TASK BRIEF:
Repeat, exactly and only, the lines from the one containing "Transcribe this image's" to the last line, inclusive; do not repeat the pictures.

Stored data:
►
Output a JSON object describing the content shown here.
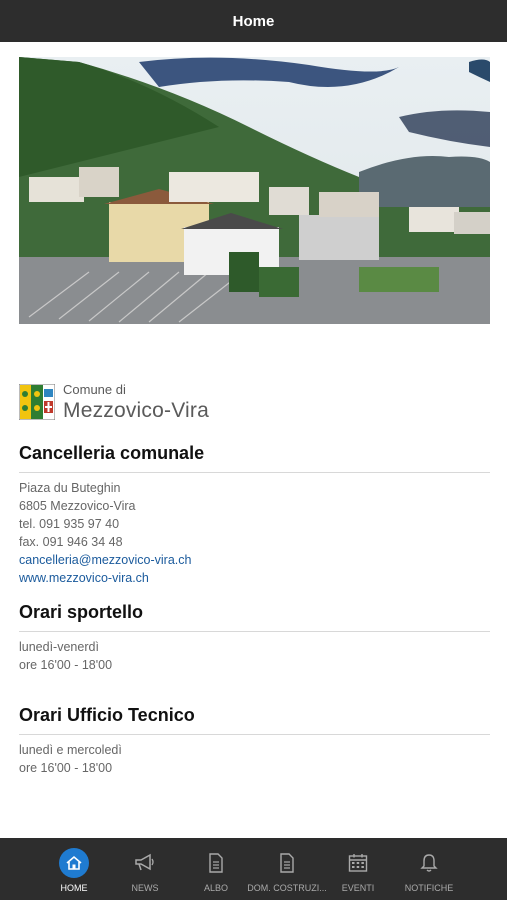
{
  "header": {
    "title": "Home"
  },
  "logo": {
    "small": "Comune di",
    "big": "Mezzovico-Vira"
  },
  "cancelleria": {
    "title": "Cancelleria comunale",
    "lines": [
      "Piaza du Buteghin",
      "6805 Mezzovico-Vira",
      "tel. 091 935 97 40",
      "fax. 091 946 34 48"
    ],
    "email": "cancelleria@mezzovico-vira.ch",
    "website": "www.mezzovico-vira.ch"
  },
  "sportello": {
    "title": "Orari sportello",
    "days": "lunedì-venerdì",
    "hours": "ore 16'00 - 18'00"
  },
  "ufficio": {
    "title": "Orari Ufficio Tecnico",
    "days": "lunedì e mercoledì",
    "hours": "ore 16'00 - 18'00"
  },
  "tabs": [
    {
      "label": "HOME",
      "icon": "home-icon",
      "active": true
    },
    {
      "label": "NEWS",
      "icon": "megaphone-icon"
    },
    {
      "label": "ALBO",
      "icon": "document-icon"
    },
    {
      "label": "DOM. COSTRUZI...",
      "icon": "document-icon"
    },
    {
      "label": "EVENTI",
      "icon": "calendar-icon"
    },
    {
      "label": "NOTIFICHE",
      "icon": "bell-icon"
    }
  ],
  "colors": {
    "bar": "#2d2d2d",
    "accent": "#1f7bd0",
    "link": "#1a5a9c"
  }
}
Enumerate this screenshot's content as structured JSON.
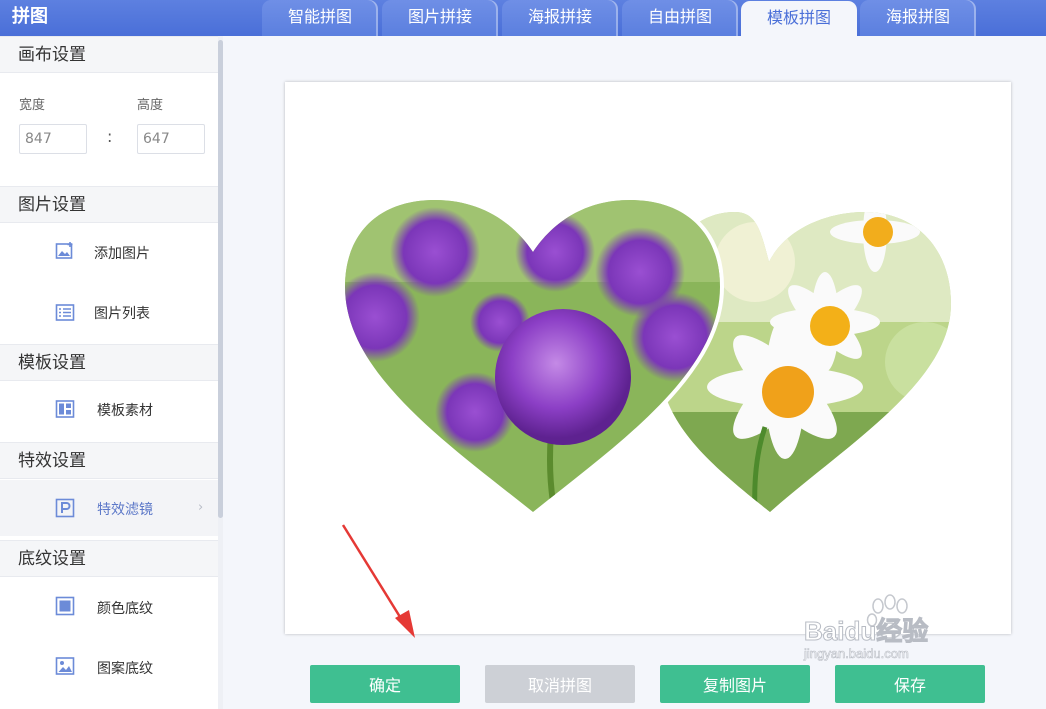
{
  "app": {
    "title": "拼图"
  },
  "tabs": [
    {
      "label": "智能拼图",
      "active": false
    },
    {
      "label": "图片拼接",
      "active": false
    },
    {
      "label": "海报拼接",
      "active": false
    },
    {
      "label": "自由拼图",
      "active": false
    },
    {
      "label": "模板拼图",
      "active": true
    },
    {
      "label": "海报拼图",
      "active": false
    }
  ],
  "sidebar": {
    "canvas_settings": {
      "title": "画布设置",
      "width_label": "宽度",
      "height_label": "高度",
      "width_value": "847",
      "height_value": "647",
      "separator": ":"
    },
    "image_settings": {
      "title": "图片设置",
      "items": [
        {
          "label": "添加图片",
          "icon": "add-image-icon"
        },
        {
          "label": "图片列表",
          "icon": "list-icon"
        }
      ]
    },
    "template_settings": {
      "title": "模板设置",
      "items": [
        {
          "label": "模板素材",
          "icon": "template-icon"
        }
      ]
    },
    "effect_settings": {
      "title": "特效设置",
      "items": [
        {
          "label": "特效滤镜",
          "icon": "filter-icon",
          "selected": true,
          "chevron": "›"
        }
      ]
    },
    "texture_settings": {
      "title": "底纹设置",
      "items": [
        {
          "label": "颜色底纹",
          "icon": "color-square-icon"
        },
        {
          "label": "图案底纹",
          "icon": "pattern-image-icon"
        }
      ]
    }
  },
  "buttons": {
    "confirm": "确定",
    "cancel": "取消拼图",
    "copy": "复制图片",
    "save": "保存"
  },
  "watermark": {
    "text_line1": "Baidu经验",
    "text_line2": "jingyan.baidu.com"
  },
  "colors": {
    "brand_blue": "#4a6fd8",
    "button_green": "#3fbf91",
    "button_gray": "#cdd0d6",
    "arrow_red": "#e53935"
  }
}
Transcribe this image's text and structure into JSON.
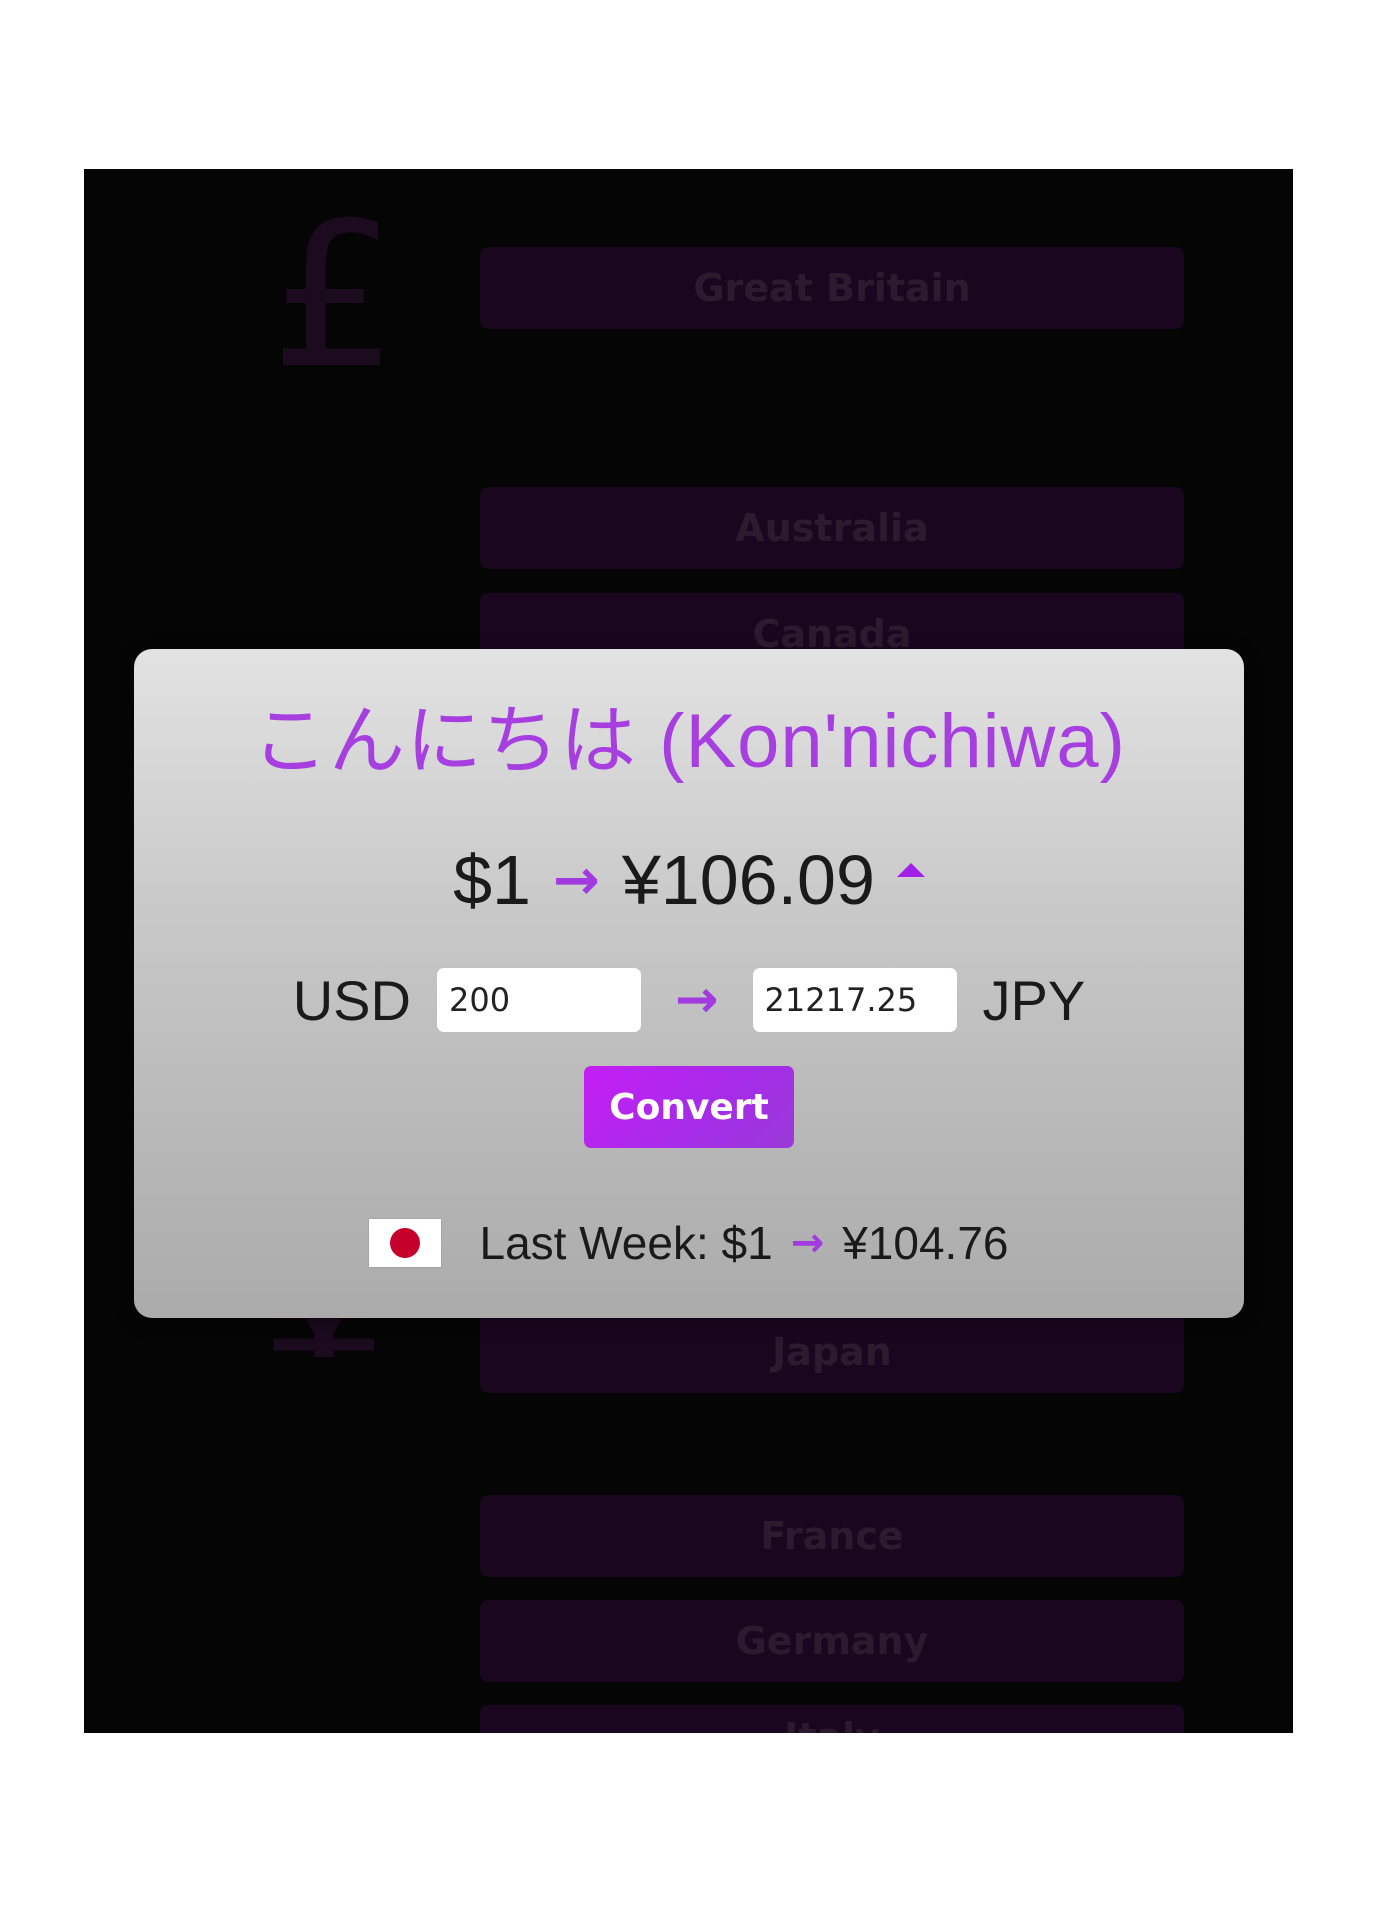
{
  "background": {
    "symbols": {
      "pound": "£",
      "yen": "¥"
    },
    "countries": [
      "Great Britain",
      "Australia",
      "Canada",
      "Japan",
      "France",
      "Germany",
      "Italy"
    ]
  },
  "modal": {
    "greeting": "こんにちは (Kon'nichiwa)",
    "rate": {
      "from": "$1",
      "to": "¥106.09",
      "trend": "up"
    },
    "converter": {
      "from_code": "USD",
      "from_value": "200",
      "to_value": "21217.25",
      "to_code": "JPY"
    },
    "convert_label": "Convert",
    "last_week": {
      "label": "Last Week: $1",
      "to": "¥104.76",
      "flag_icon": "japan-flag-icon"
    }
  },
  "colors": {
    "accent": "#a63ee0",
    "button": "#c51ef5",
    "background": "#050505",
    "modal": "#d0d0d0"
  }
}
◄
RESPONSE TO THE TASK:
Transcribe this image's text and structure into JSON.
{
  "background": {
    "symbols": {
      "pound": "£",
      "yen": "¥"
    },
    "countries": [
      "Great Britain",
      "Australia",
      "Canada",
      "Japan",
      "France",
      "Germany",
      "Italy"
    ]
  },
  "modal": {
    "greeting": "こんにちは (Kon'nichiwa)",
    "rate": {
      "from": "$1",
      "to": "¥106.09",
      "trend": "up"
    },
    "converter": {
      "from_code": "USD",
      "from_value": "200",
      "to_value": "21217.25",
      "to_code": "JPY"
    },
    "convert_label": "Convert",
    "last_week": {
      "label": "Last Week: $1",
      "to": "¥104.76",
      "flag_icon": "japan-flag-icon"
    }
  },
  "colors": {
    "accent": "#a63ee0",
    "button": "#c51ef5",
    "background": "#050505",
    "modal": "#d0d0d0"
  }
}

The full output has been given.